Show, in full, each line of the data that contains "registrasi".

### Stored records
********
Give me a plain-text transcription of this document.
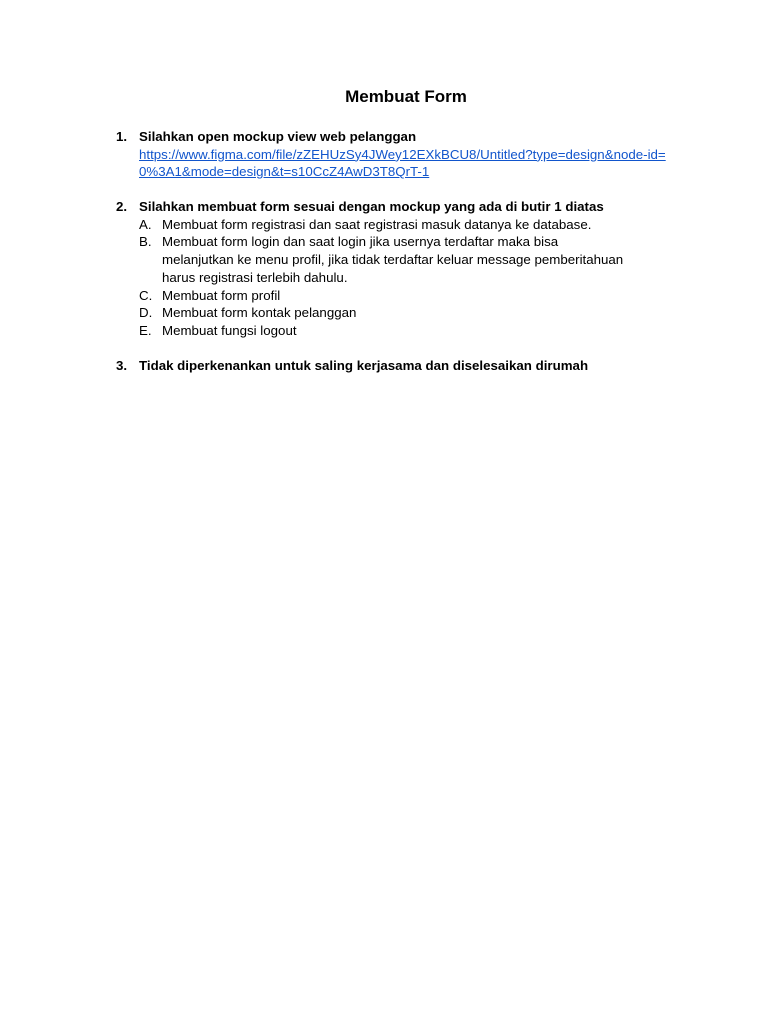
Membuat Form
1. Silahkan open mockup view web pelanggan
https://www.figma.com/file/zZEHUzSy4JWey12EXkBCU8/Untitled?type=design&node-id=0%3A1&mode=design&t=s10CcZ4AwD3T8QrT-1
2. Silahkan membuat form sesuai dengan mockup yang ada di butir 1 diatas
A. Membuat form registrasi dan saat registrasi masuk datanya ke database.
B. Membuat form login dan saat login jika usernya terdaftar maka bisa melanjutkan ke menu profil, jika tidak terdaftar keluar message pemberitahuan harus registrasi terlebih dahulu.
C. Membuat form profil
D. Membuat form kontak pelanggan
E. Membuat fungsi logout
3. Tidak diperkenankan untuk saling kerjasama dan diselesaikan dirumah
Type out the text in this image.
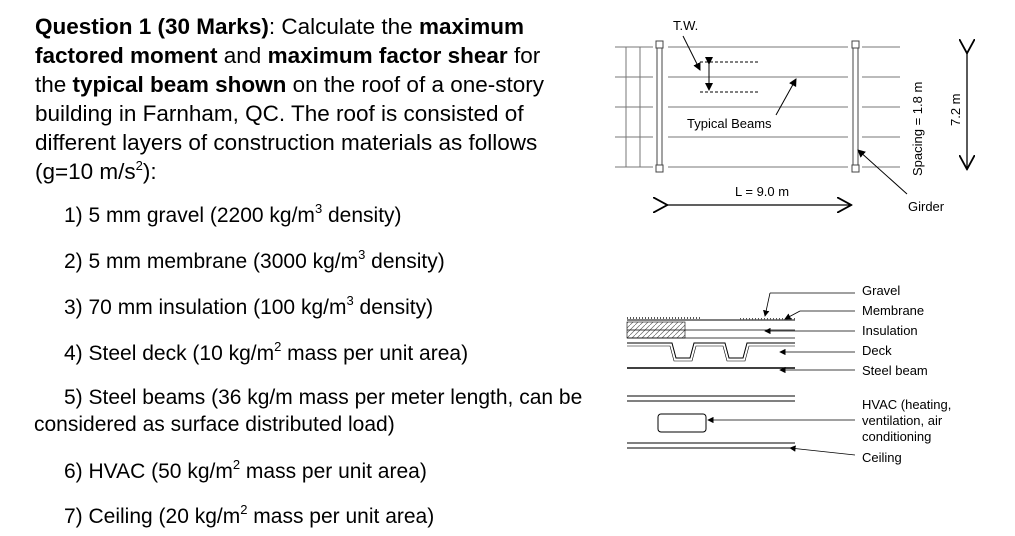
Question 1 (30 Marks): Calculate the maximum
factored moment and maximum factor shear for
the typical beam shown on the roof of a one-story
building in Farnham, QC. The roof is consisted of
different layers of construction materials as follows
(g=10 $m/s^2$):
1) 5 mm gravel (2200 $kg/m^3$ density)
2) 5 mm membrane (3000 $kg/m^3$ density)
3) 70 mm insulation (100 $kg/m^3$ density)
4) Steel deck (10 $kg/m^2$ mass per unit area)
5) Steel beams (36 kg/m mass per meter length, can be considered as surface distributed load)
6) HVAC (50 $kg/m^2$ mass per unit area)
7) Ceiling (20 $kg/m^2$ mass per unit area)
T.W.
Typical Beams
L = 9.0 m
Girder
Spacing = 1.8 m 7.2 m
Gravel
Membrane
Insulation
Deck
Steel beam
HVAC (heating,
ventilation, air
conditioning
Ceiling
********
### Written response
A. Membuat form registrasi dan saat registrasi masuk datanya ke database.
B. Membuat form login dan saat login jika usernya terdaftar maka bisa melanjutkan ke menu profil, jika tidak terdaftar keluar message pemberitahuan harus registrasi terlebih dahulu.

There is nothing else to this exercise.